From the start of the material through the line containing "- method-example: Example: Translates", replace "method-example" with "usage-example" and leave everything else unchanged. Give back only those lines.

[Given records start]

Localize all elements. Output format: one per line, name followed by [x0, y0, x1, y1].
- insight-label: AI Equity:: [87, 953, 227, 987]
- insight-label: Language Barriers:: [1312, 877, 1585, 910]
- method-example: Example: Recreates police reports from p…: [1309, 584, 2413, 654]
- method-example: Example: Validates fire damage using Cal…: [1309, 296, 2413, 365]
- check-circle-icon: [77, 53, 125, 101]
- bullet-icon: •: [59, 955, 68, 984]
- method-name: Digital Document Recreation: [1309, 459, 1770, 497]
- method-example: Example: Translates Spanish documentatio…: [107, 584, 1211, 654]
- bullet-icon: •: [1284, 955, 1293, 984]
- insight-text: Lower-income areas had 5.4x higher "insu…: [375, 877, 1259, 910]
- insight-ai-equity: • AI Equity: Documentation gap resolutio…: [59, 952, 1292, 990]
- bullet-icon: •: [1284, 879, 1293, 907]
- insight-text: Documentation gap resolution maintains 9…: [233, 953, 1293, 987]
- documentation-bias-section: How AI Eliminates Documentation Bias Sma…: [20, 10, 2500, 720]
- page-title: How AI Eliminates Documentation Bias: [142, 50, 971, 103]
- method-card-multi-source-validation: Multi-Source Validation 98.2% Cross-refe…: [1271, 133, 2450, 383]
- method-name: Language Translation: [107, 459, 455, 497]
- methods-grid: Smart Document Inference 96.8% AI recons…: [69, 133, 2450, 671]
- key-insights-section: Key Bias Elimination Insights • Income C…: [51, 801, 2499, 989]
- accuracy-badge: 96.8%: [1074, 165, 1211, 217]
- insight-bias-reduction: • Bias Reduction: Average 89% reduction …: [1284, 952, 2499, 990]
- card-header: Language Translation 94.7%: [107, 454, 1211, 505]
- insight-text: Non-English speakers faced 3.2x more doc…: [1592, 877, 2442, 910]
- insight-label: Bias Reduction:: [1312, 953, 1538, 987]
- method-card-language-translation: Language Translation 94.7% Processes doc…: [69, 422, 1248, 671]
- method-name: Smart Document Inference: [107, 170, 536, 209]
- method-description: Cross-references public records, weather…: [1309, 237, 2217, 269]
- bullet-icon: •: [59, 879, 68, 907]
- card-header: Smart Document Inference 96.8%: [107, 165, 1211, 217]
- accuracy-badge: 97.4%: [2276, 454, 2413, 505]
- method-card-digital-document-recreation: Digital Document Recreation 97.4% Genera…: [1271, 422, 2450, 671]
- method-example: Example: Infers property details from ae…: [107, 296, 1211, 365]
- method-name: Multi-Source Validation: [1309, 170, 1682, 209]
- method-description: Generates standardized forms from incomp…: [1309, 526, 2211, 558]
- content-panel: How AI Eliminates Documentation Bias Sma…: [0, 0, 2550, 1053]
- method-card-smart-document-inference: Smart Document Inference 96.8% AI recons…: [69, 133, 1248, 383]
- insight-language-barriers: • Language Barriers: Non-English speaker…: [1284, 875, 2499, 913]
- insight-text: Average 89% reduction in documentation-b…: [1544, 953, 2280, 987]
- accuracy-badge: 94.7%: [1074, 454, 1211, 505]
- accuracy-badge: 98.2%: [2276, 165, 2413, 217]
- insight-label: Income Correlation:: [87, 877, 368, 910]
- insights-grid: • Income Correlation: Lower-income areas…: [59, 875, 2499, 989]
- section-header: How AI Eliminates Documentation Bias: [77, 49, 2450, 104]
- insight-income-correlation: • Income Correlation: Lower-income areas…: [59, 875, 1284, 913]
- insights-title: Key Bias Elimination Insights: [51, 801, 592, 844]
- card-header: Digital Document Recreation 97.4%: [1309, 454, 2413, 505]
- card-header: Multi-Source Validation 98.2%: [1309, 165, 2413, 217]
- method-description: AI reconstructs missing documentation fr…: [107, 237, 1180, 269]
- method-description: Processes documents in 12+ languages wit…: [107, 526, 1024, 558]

[Given records end]

-- Answer below --
Localize all elements. Output format: one per line, name followed by [x0, y0, x1, y1].
- insight-label: AI Equity:: [87, 953, 227, 987]
- insight-label: Language Barriers:: [1312, 877, 1585, 910]
- usage-example: Example: Recreates police reports from p…: [1309, 584, 2413, 654]
- usage-example: Example: Validates fire damage using Cal…: [1309, 296, 2413, 365]
- check-circle-icon: [77, 53, 125, 101]
- bullet-icon: •: [59, 955, 68, 984]
- method-name: Digital Document Recreation: [1309, 459, 1770, 497]
- usage-example: Example: Translates Spanish documentatio…: [107, 584, 1211, 654]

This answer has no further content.